◆ EXERCISE: Word for word, give the material below again, minus any images.

------------------------------------

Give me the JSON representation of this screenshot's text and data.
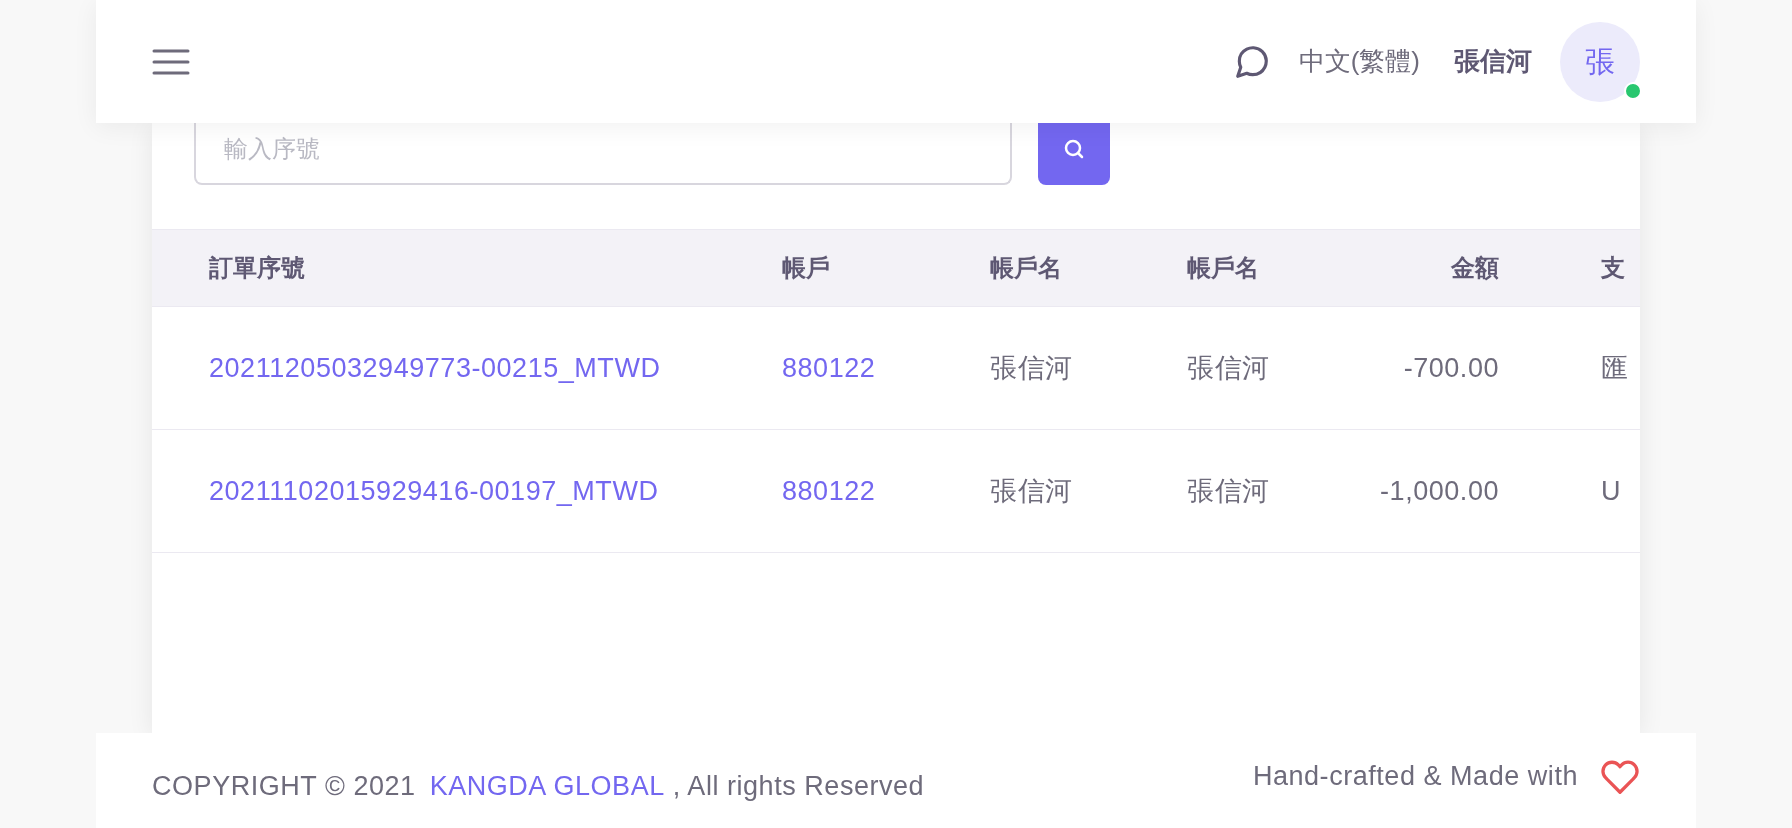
{
  "navbar": {
    "language": "中文(繁體)",
    "user_name": "張信河",
    "avatar_initial": "張",
    "online": true
  },
  "search": {
    "placeholder": "輸入序號"
  },
  "table": {
    "columns": [
      "訂單序號",
      "帳戶",
      "帳戶名",
      "帳戶名",
      "金額",
      "支"
    ],
    "rows": [
      {
        "cells": [
          "20211205032949773-00215_MTWD",
          "880122",
          "張信河",
          "張信河",
          "-700.00",
          "匯"
        ]
      },
      {
        "cells": [
          "20211102015929416-00197_MTWD",
          "880122",
          "張信河",
          "張信河",
          "-1,000.00",
          "U"
        ]
      }
    ]
  },
  "footer": {
    "copyright_prefix": "COPYRIGHT © 2021",
    "company": "KANGDA GLOBAL",
    "copyright_suffix": ", All rights Reserved",
    "made_with": "Hand-crafted & Made with"
  }
}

------------------------------------

◆ COMPLETE RESPONSE:
Give me the JSON representation of this screenshot's text and data.
{
  "navbar": {
    "language": "中文(繁體)",
    "user_name": "張信河",
    "avatar_initial": "張",
    "online": true
  },
  "search": {
    "placeholder": "輸入序號"
  },
  "table": {
    "columns": [
      "訂單序號",
      "帳戶",
      "帳戶名",
      "帳戶名",
      "金額",
      "支"
    ],
    "rows": [
      {
        "cells": [
          "20211205032949773-00215_MTWD",
          "880122",
          "張信河",
          "張信河",
          "-700.00",
          "匯"
        ]
      },
      {
        "cells": [
          "20211102015929416-00197_MTWD",
          "880122",
          "張信河",
          "張信河",
          "-1,000.00",
          "U"
        ]
      }
    ]
  },
  "footer": {
    "copyright_prefix": "COPYRIGHT © 2021",
    "company": "KANGDA GLOBAL",
    "copyright_suffix": ", All rights Reserved",
    "made_with": "Hand-crafted & Made with"
  }
}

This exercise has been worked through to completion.